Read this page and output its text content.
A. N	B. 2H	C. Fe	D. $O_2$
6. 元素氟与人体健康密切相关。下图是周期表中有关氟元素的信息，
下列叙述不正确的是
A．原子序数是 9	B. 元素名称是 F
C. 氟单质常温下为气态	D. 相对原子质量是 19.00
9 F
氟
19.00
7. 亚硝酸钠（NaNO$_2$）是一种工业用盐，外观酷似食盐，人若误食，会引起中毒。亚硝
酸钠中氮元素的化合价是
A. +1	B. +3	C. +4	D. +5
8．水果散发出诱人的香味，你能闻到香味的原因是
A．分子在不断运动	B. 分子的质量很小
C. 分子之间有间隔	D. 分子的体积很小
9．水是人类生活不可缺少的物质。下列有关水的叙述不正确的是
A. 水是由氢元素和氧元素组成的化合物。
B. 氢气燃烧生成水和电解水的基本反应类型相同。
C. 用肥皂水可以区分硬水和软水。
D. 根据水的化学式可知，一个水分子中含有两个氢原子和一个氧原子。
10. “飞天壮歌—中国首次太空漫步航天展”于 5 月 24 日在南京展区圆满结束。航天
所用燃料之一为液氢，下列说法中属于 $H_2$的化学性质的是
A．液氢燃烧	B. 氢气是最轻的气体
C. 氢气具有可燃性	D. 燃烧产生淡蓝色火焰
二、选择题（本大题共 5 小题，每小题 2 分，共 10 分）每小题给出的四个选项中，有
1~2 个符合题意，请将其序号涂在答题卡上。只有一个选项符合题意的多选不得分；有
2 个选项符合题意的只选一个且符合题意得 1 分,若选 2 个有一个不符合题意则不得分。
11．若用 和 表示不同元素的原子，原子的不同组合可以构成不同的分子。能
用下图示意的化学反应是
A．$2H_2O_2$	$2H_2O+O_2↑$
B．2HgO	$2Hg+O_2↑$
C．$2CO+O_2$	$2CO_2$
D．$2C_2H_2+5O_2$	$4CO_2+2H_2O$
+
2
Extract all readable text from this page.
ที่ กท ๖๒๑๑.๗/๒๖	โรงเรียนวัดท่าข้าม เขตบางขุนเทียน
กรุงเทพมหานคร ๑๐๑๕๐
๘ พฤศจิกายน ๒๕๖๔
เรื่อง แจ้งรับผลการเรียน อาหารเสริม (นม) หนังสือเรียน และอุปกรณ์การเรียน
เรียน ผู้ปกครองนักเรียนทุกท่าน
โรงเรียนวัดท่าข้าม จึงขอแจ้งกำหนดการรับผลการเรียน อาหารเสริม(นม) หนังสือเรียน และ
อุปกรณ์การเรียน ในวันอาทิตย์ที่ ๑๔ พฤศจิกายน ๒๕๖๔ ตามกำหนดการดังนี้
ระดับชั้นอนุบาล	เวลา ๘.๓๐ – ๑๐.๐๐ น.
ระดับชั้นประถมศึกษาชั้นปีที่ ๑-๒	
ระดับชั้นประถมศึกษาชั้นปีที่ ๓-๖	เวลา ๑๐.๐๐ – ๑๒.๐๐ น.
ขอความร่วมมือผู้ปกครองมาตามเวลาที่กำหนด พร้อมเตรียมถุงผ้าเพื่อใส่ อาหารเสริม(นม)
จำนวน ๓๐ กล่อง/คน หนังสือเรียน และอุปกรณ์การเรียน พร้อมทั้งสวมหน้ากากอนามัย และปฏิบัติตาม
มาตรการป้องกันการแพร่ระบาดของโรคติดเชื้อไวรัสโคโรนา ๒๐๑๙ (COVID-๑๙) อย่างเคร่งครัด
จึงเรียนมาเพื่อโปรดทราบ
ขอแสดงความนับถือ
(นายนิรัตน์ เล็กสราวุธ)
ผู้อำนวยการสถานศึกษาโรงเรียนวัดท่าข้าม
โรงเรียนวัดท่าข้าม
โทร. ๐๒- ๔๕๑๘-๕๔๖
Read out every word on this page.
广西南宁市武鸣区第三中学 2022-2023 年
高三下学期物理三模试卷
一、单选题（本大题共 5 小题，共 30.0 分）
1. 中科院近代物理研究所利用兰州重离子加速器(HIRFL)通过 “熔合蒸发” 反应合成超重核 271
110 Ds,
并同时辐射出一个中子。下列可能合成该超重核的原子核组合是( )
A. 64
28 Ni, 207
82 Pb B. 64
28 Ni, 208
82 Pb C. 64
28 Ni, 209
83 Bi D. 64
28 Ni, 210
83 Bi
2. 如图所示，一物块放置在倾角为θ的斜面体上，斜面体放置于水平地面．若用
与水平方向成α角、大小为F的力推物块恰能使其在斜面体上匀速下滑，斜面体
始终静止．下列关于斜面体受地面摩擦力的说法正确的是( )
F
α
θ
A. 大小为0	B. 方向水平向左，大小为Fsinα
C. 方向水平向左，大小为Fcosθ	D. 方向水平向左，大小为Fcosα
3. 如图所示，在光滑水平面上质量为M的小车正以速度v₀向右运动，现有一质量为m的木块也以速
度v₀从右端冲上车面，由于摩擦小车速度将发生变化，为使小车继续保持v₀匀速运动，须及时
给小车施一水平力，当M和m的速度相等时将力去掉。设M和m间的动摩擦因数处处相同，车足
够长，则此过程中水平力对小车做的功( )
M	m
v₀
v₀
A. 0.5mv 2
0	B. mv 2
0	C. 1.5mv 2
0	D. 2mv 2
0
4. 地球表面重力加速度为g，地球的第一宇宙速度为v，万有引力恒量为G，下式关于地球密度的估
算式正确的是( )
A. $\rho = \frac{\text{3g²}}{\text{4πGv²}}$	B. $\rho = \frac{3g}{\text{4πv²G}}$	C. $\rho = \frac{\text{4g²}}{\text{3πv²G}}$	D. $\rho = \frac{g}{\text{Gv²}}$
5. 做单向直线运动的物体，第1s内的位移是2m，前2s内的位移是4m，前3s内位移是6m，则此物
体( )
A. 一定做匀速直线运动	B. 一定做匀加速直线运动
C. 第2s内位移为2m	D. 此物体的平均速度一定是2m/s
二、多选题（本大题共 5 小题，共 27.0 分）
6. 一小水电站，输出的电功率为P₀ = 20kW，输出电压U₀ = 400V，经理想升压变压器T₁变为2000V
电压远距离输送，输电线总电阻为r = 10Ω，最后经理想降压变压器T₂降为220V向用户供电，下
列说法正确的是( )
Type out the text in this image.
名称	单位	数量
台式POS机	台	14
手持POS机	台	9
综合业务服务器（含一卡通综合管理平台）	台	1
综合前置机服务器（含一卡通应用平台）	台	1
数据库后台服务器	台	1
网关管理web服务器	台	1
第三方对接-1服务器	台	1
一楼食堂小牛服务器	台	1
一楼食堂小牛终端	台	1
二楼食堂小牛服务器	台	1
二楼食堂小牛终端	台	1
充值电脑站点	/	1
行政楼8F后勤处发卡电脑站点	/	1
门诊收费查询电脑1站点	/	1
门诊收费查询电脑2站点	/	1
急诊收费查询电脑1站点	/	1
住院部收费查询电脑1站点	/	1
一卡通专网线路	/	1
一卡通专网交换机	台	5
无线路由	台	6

#### Direction:
Collect the lines that hold "this".

#### Written response:
Read this page and output its text content.
Extract all readable text from this page.
Read out every word on this page.
Type out the text in this image.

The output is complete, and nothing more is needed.